#### [Dataset excerpts]
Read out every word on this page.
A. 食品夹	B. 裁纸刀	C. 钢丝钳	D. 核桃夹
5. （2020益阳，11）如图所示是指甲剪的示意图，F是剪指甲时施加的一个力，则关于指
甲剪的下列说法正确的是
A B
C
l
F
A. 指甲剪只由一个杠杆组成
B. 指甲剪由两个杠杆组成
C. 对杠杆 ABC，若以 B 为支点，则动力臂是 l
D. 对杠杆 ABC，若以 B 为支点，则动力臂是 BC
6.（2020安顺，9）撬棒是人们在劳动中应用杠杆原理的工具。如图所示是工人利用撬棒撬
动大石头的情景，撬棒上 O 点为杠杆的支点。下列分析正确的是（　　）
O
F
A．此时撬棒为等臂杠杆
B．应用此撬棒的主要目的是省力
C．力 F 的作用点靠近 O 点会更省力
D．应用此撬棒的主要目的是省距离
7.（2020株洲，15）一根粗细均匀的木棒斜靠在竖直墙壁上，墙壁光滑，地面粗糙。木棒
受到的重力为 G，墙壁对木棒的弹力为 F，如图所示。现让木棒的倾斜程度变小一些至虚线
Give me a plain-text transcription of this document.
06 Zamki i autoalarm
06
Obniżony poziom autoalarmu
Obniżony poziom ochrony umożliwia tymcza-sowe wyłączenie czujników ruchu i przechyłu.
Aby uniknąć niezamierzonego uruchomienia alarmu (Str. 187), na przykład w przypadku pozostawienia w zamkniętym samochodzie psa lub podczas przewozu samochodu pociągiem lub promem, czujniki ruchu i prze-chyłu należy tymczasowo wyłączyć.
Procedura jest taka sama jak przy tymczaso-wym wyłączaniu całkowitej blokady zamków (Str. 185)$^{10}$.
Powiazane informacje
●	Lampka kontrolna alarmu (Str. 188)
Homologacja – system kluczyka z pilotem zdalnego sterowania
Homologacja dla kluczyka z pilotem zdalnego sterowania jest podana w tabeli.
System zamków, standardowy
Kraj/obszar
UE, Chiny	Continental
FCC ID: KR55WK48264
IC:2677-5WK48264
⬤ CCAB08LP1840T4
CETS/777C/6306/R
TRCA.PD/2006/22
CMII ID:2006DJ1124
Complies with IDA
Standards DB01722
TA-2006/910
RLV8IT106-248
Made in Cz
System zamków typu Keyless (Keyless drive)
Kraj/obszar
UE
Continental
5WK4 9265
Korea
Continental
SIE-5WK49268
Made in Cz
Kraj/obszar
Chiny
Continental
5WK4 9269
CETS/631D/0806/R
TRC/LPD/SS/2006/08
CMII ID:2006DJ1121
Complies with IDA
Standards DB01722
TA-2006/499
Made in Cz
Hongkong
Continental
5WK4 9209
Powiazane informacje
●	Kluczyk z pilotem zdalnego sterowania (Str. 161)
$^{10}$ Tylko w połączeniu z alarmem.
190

#### [Task instructions]
Type the whole listing again, unaltered.

#### [Answer to the task]
Read out every word on this page.
A. 食品夹	B. 裁纸刀	C. 钢丝钳	D. 核桃夹
5. （2020益阳，11）如图所示是指甲剪的示意图，F是剪指甲时施加的一个力，则关于指
甲剪的下列说法正确的是
A B
C
l
F
A. 指甲剪只由一个杠杆组成
B. 指甲剪由两个杠杆组成
C. 对杠杆 ABC，若以 B 为支点，则动力臂是 l
D. 对杠杆 ABC，若以 B 为支点，则动力臂是 BC
6.（2020安顺，9）撬棒是人们在劳动中应用杠杆原理的工具。如图所示是工人利用撬棒撬
动大石头的情景，撬棒上 O 点为杠杆的支点。下列分析正确的是（　　）
O
F
A．此时撬棒为等臂杠杆
B．应用此撬棒的主要目的是省力
C．力 F 的作用点靠近 O 点会更省力
D．应用此撬棒的主要目的是省距离
7.（2020株洲，15）一根粗细均匀的木棒斜靠在竖直墙壁上，墙壁光滑，地面粗糙。木棒
受到的重力为 G，墙壁对木棒的弹力为 F，如图所示。现让木棒的倾斜程度变小一些至虚线
Give me a plain-text transcription of this document.
06 Zamki i autoalarm
06
Obniżony poziom autoalarmu
Obniżony poziom ochrony umożliwia tymcza-sowe wyłączenie czujników ruchu i przechyłu.
Aby uniknąć niezamierzonego uruchomienia alarmu (Str. 187), na przykład w przypadku pozostawienia w zamkniętym samochodzie psa lub podczas przewozu samochodu pociągiem lub promem, czujniki ruchu i prze-chyłu należy tymczasowo wyłączyć.
Procedura jest taka sama jak przy tymczaso-wym wyłączaniu całkowitej blokady zamków (Str. 185)$^{10}$.
Powiazane informacje
●	Lampka kontrolna alarmu (Str. 188)
Homologacja – system kluczyka z pilotem zdalnego sterowania
Homologacja dla kluczyka z pilotem zdalnego sterowania jest podana w tabeli.
System zamków, standardowy
Kraj/obszar
UE, Chiny	Continental
FCC ID: KR55WK48264
IC:2677-5WK48264
⬤ CCAB08LP1840T4
CETS/777C/6306/R
TRCA.PD/2006/22
CMII ID:2006DJ1124
Complies with IDA
Standards DB01722
TA-2006/910
RLV8IT106-248
Made in Cz
System zamków typu Keyless (Keyless drive)
Kraj/obszar
UE
Continental
5WK4 9265
Korea
Continental
SIE-5WK49268
Made in Cz
Kraj/obszar
Chiny
Continental
5WK4 9269
CETS/631D/0806/R
TRC/LPD/SS/2006/08
CMII ID:2006DJ1121
Complies with IDA
Standards DB01722
TA-2006/499
Made in Cz
Hongkong
Continental
5WK4 9209
Powiazane informacje
●	Kluczyk z pilotem zdalnego sterowania (Str. 161)
$^{10}$ Tylko w połączeniu z alarmem.
190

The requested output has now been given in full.